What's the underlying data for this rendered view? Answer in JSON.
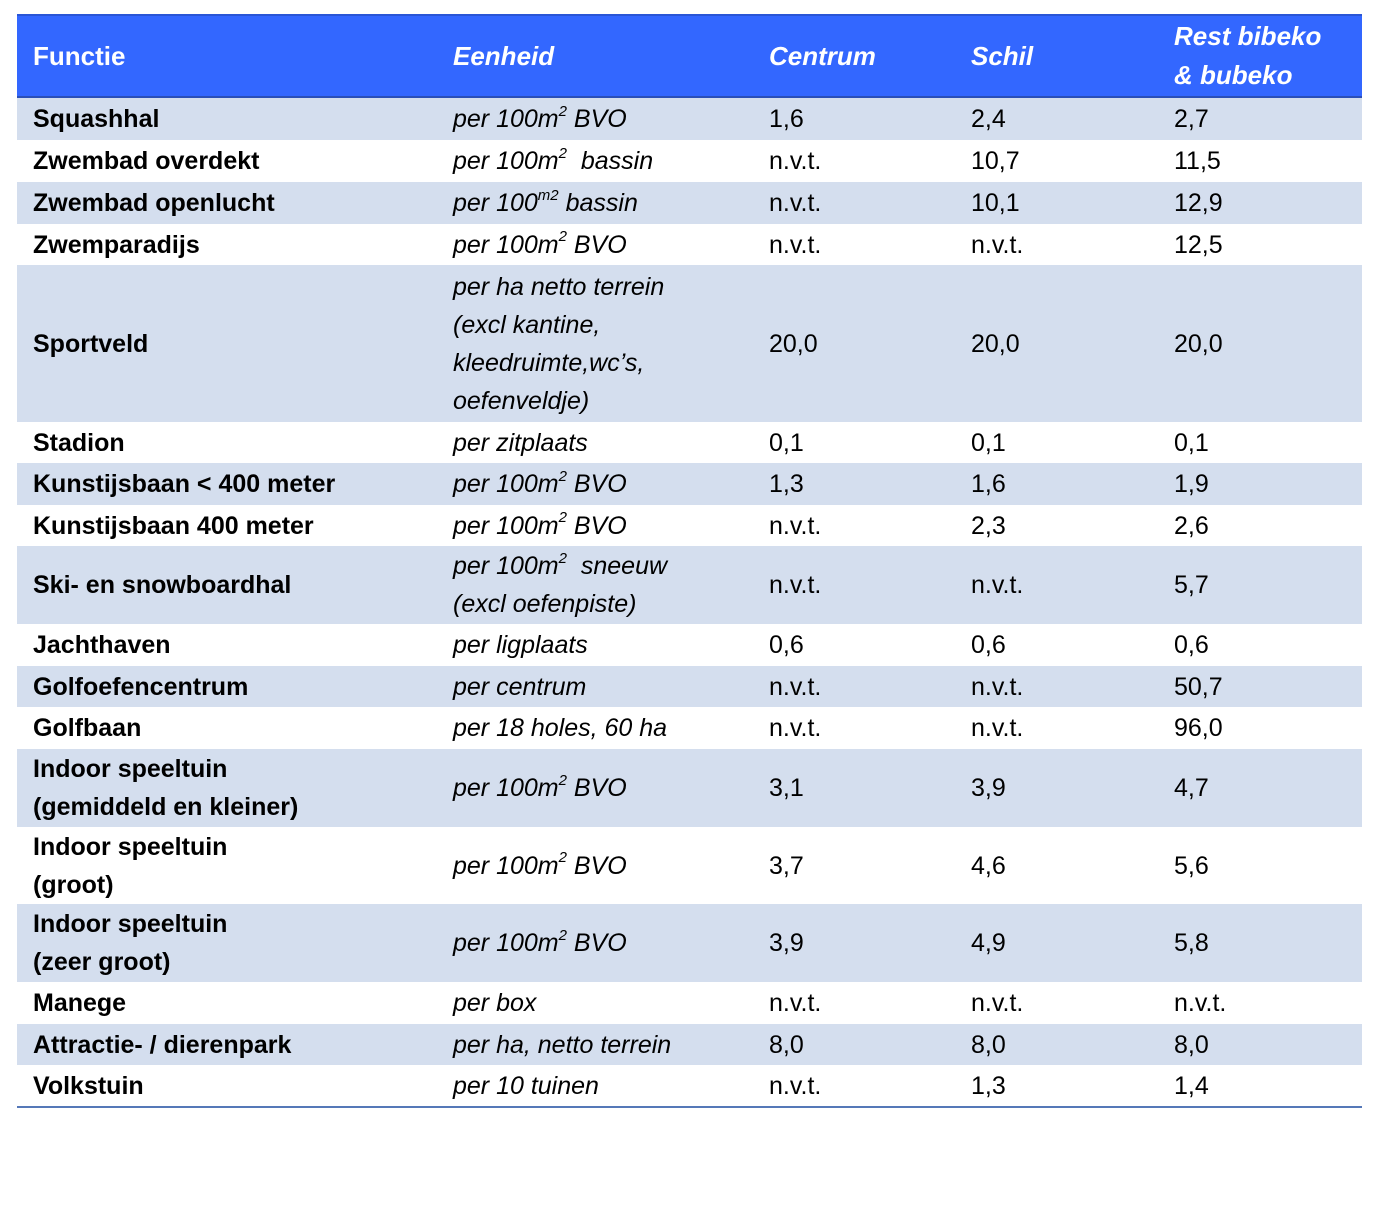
{
  "header": {
    "functie": "Functie",
    "eenheid": "Eenheid",
    "centrum": "Centrum",
    "schil": "Schil",
    "rest_line1": "Rest bibeko",
    "rest_line2": "& bubeko"
  },
  "rows": [
    {
      "functie": [
        "Squashhal"
      ],
      "eenheid": [
        [
          "per 100m",
          "2",
          " BVO"
        ]
      ],
      "centrum": "1,6",
      "schil": "2,4",
      "rest": "2,7"
    },
    {
      "functie": [
        "Zwembad overdekt"
      ],
      "eenheid": [
        [
          "per 100m",
          "2",
          "  bassin"
        ]
      ],
      "centrum": "n.v.t.",
      "schil": "10,7",
      "rest": "11,5"
    },
    {
      "functie": [
        "Zwembad openlucht"
      ],
      "eenheid": [
        [
          "per 100",
          "m2",
          " bassin"
        ]
      ],
      "centrum": "n.v.t.",
      "schil": "10,1",
      "rest": "12,9"
    },
    {
      "functie": [
        "Zwemparadijs"
      ],
      "eenheid": [
        [
          "per 100m",
          "2",
          " BVO"
        ]
      ],
      "centrum": "n.v.t.",
      "schil": "n.v.t.",
      "rest": "12,5"
    },
    {
      "functie": [
        "Sportveld"
      ],
      "eenheid": [
        [
          "per ha netto terrein",
          "",
          ""
        ],
        [
          "(excl kantine,",
          "",
          ""
        ],
        [
          "kleedruimte,wc’s,",
          "",
          ""
        ],
        [
          "oefenveldje)",
          "",
          ""
        ]
      ],
      "centrum": "20,0",
      "schil": "20,0",
      "rest": "20,0"
    },
    {
      "functie": [
        "Stadion"
      ],
      "eenheid": [
        [
          "per zitplaats",
          "",
          ""
        ]
      ],
      "centrum": "0,1",
      "schil": "0,1",
      "rest": "0,1"
    },
    {
      "functie": [
        "Kunstijsbaan < 400 meter"
      ],
      "eenheid": [
        [
          "per 100m",
          "2",
          " BVO"
        ]
      ],
      "centrum": "1,3",
      "schil": "1,6",
      "rest": "1,9"
    },
    {
      "functie": [
        "Kunstijsbaan 400 meter"
      ],
      "eenheid": [
        [
          "per 100m",
          "2",
          " BVO"
        ]
      ],
      "centrum": "n.v.t.",
      "schil": "2,3",
      "rest": "2,6"
    },
    {
      "functie": [
        "Ski- en snowboardhal"
      ],
      "eenheid": [
        [
          "per 100m",
          "2",
          "  sneeuw"
        ],
        [
          "(excl oefenpiste)",
          "",
          ""
        ]
      ],
      "centrum": "n.v.t.",
      "schil": "n.v.t.",
      "rest": "5,7"
    },
    {
      "functie": [
        "Jachthaven"
      ],
      "eenheid": [
        [
          "per ligplaats",
          "",
          ""
        ]
      ],
      "centrum": "0,6",
      "schil": "0,6",
      "rest": "0,6"
    },
    {
      "functie": [
        "Golfoefencentrum"
      ],
      "eenheid": [
        [
          "per centrum",
          "",
          ""
        ]
      ],
      "centrum": "n.v.t.",
      "schil": "n.v.t.",
      "rest": "50,7"
    },
    {
      "functie": [
        "Golfbaan"
      ],
      "eenheid": [
        [
          "per 18 holes, 60 ha",
          "",
          ""
        ]
      ],
      "centrum": "n.v.t.",
      "schil": "n.v.t.",
      "rest": "96,0"
    },
    {
      "functie": [
        "Indoor speeltuin",
        "(gemiddeld en kleiner)"
      ],
      "eenheid": [
        [
          "per 100m",
          "2",
          " BVO"
        ]
      ],
      "centrum": "3,1",
      "schil": "3,9",
      "rest": "4,7"
    },
    {
      "functie": [
        "Indoor speeltuin",
        "(groot)"
      ],
      "eenheid": [
        [
          "per 100m",
          "2",
          " BVO"
        ]
      ],
      "centrum": "3,7",
      "schil": "4,6",
      "rest": "5,6"
    },
    {
      "functie": [
        "Indoor speeltuin",
        "(zeer groot)"
      ],
      "eenheid": [
        [
          "per 100m",
          "2",
          " BVO"
        ]
      ],
      "centrum": "3,9",
      "schil": "4,9",
      "rest": "5,8"
    },
    {
      "functie": [
        "Manege"
      ],
      "eenheid": [
        [
          "per box",
          "",
          ""
        ]
      ],
      "centrum": "n.v.t.",
      "schil": "n.v.t.",
      "rest": "n.v.t."
    },
    {
      "functie": [
        "Attractie- / dierenpark"
      ],
      "eenheid": [
        [
          "per ha, netto terrein",
          "",
          ""
        ]
      ],
      "centrum": "8,0",
      "schil": "8,0",
      "rest": "8,0"
    },
    {
      "functie": [
        "Volkstuin"
      ],
      "eenheid": [
        [
          "per 10 tuinen",
          "",
          ""
        ]
      ],
      "centrum": "n.v.t.",
      "schil": "1,3",
      "rest": "1,4"
    }
  ],
  "colors": {
    "header_bg": "#3367ff",
    "stripe_bg": "#d4deee",
    "rule": "#5578b8"
  }
}
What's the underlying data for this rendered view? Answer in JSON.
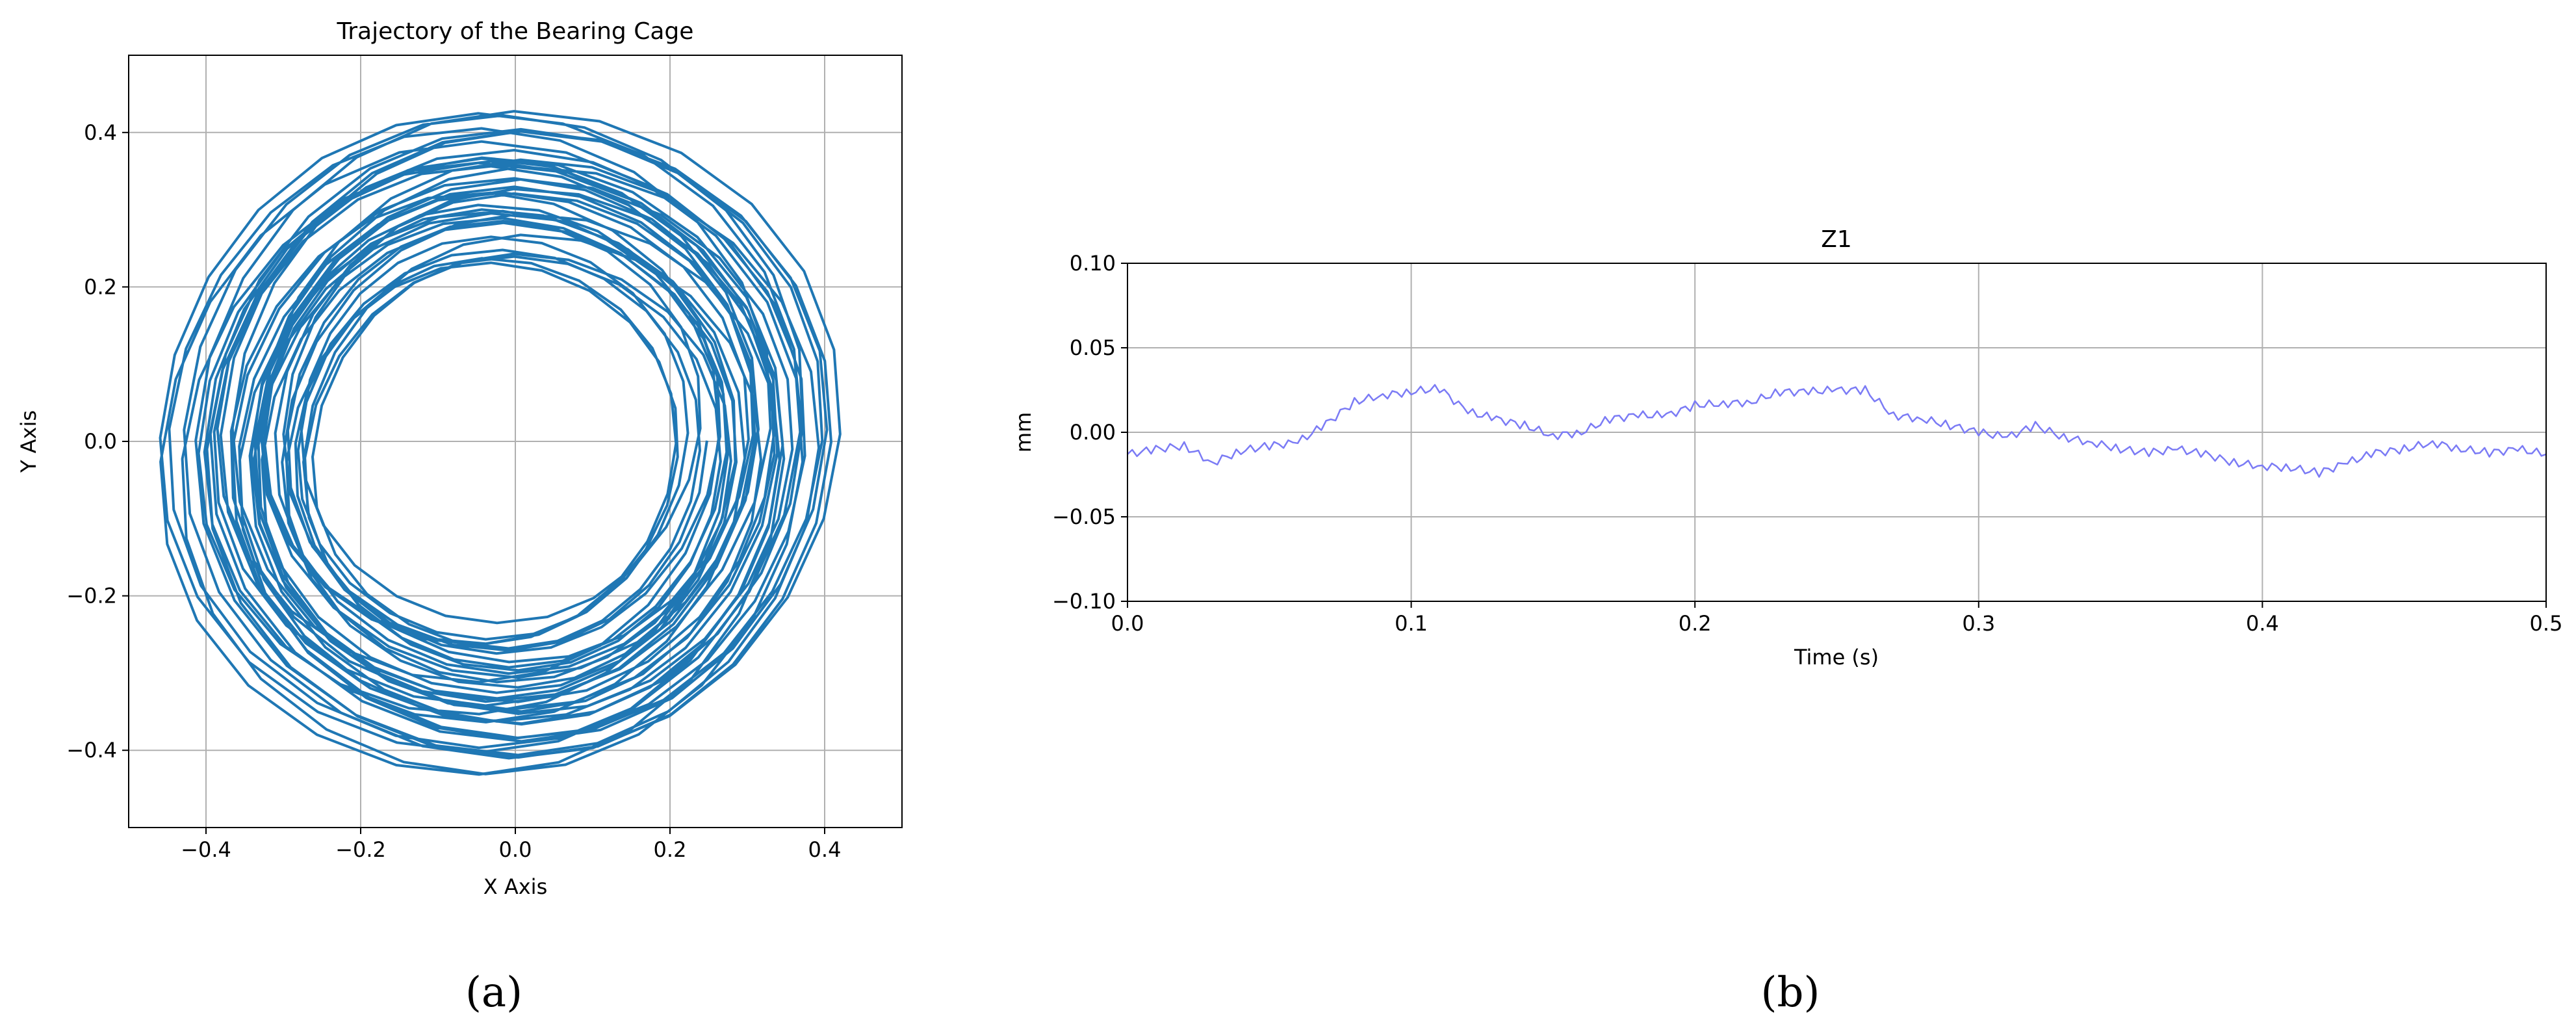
──────────
_Required work_
Omit the pictures and reproduce the listing exactly.

_Exercise answer_
What's the underlying data for this rendered view? Answer in JSON.
{
  "header": {
    "functie": "Functie",
    "eenheid": "Eenheid",
    "centrum": "Centrum",
    "schil": "Schil",
    "rest_line1": "Rest bibeko",
    "rest_line2": "& bubeko"
  },
  "rows": [
    {
      "functie": [
        "Squashhal"
      ],
      "eenheid": [
        [
          "per 100m",
          "2",
          " BVO"
        ]
      ],
      "centrum": "1,6",
      "schil": "2,4",
      "rest": "2,7"
    },
    {
      "functie": [
        "Zwembad overdekt"
      ],
      "eenheid": [
        [
          "per 100m",
          "2",
          "  bassin"
        ]
      ],
      "centrum": "n.v.t.",
      "schil": "10,7",
      "rest": "11,5"
    },
    {
      "functie": [
        "Zwembad openlucht"
      ],
      "eenheid": [
        [
          "per 100",
          "m2",
          " bassin"
        ]
      ],
      "centrum": "n.v.t.",
      "schil": "10,1",
      "rest": "12,9"
    },
    {
      "functie": [
        "Zwemparadijs"
      ],
      "eenheid": [
        [
          "per 100m",
          "2",
          " BVO"
        ]
      ],
      "centrum": "n.v.t.",
      "schil": "n.v.t.",
      "rest": "12,5"
    },
    {
      "functie": [
        "Sportveld"
      ],
      "eenheid": [
        [
          "per ha netto terrein",
          "",
          ""
        ],
        [
          "(excl kantine,",
          "",
          ""
        ],
        [
          "kleedruimte,wc’s,",
          "",
          ""
        ],
        [
          "oefenveldje)",
          "",
          ""
        ]
      ],
      "centrum": "20,0",
      "schil": "20,0",
      "rest": "20,0"
    },
    {
      "functie": [
        "Stadion"
      ],
      "eenheid": [
        [
          "per zitplaats",
          "",
          ""
        ]
      ],
      "centrum": "0,1",
      "schil": "0,1",
      "rest": "0,1"
    },
    {
      "functie": [
        "Kunstijsbaan < 400 meter"
      ],
      "eenheid": [
        [
          "per 100m",
          "2",
          " BVO"
        ]
      ],
      "centrum": "1,3",
      "schil": "1,6",
      "rest": "1,9"
    },
    {
      "functie": [
        "Kunstijsbaan 400 meter"
      ],
      "eenheid": [
        [
          "per 100m",
          "2",
          " BVO"
        ]
      ],
      "centrum": "n.v.t.",
      "schil": "2,3",
      "rest": "2,6"
    },
    {
      "functie": [
        "Ski- en snowboardhal"
      ],
      "eenheid": [
        [
          "per 100m",
          "2",
          "  sneeuw"
        ],
        [
          "(excl oefenpiste)",
          "",
          ""
        ]
      ],
      "centrum": "n.v.t.",
      "schil": "n.v.t.",
      "rest": "5,7"
    },
    {
      "functie": [
        "Jachthaven"
      ],
      "eenheid": [
        [
          "per ligplaats",
          "",
          ""
        ]
      ],
      "centrum": "0,6",
      "schil": "0,6",
      "rest": "0,6"
    },
    {
      "functie": [
        "Golfoefencentrum"
      ],
      "eenheid": [
        [
          "per centrum",
          "",
          ""
        ]
      ],
      "centrum": "n.v.t.",
      "schil": "n.v.t.",
      "rest": "50,7"
    },
    {
      "functie": [
        "Golfbaan"
      ],
      "eenheid": [
        [
          "per 18 holes, 60 ha",
          "",
          ""
        ]
      ],
      "centrum": "n.v.t.",
      "schil": "n.v.t.",
      "rest": "96,0"
    },
    {
      "functie": [
        "Indoor speeltuin",
        "(gemiddeld en kleiner)"
      ],
      "eenheid": [
        [
          "per 100m",
          "2",
          " BVO"
        ]
      ],
      "centrum": "3,1",
      "schil": "3,9",
      "rest": "4,7"
    },
    {
      "functie": [
        "Indoor speeltuin",
        "(groot)"
      ],
      "eenheid": [
        [
          "per 100m",
          "2",
          " BVO"
        ]
      ],
      "centrum": "3,7",
      "schil": "4,6",
      "rest": "5,6"
    },
    {
      "functie": [
        "Indoor speeltuin",
        "(zeer groot)"
      ],
      "eenheid": [
        [
          "per 100m",
          "2",
          " BVO"
        ]
      ],
      "centrum": "3,9",
      "schil": "4,9",
      "rest": "5,8"
    },
    {
      "functie": [
        "Manege"
      ],
      "eenheid": [
        [
          "per box",
          "",
          ""
        ]
      ],
      "centrum": "n.v.t.",
      "schil": "n.v.t.",
      "rest": "n.v.t."
    },
    {
      "functie": [
        "Attractie- / dierenpark"
      ],
      "eenheid": [
        [
          "per ha, netto terrein",
          "",
          ""
        ]
      ],
      "centrum": "8,0",
      "schil": "8,0",
      "rest": "8,0"
    },
    {
      "functie": [
        "Volkstuin"
      ],
      "eenheid": [
        [
          "per 10 tuinen",
          "",
          ""
        ]
      ],
      "centrum": "n.v.t.",
      "schil": "1,3",
      "rest": "1,4"
    }
  ],
  "colors": {
    "header_bg": "#3367ff",
    "stripe_bg": "#d4deee",
    "rule": "#5578b8"
  }
}
What's the underlying data for this rendered view? Answer in JSON.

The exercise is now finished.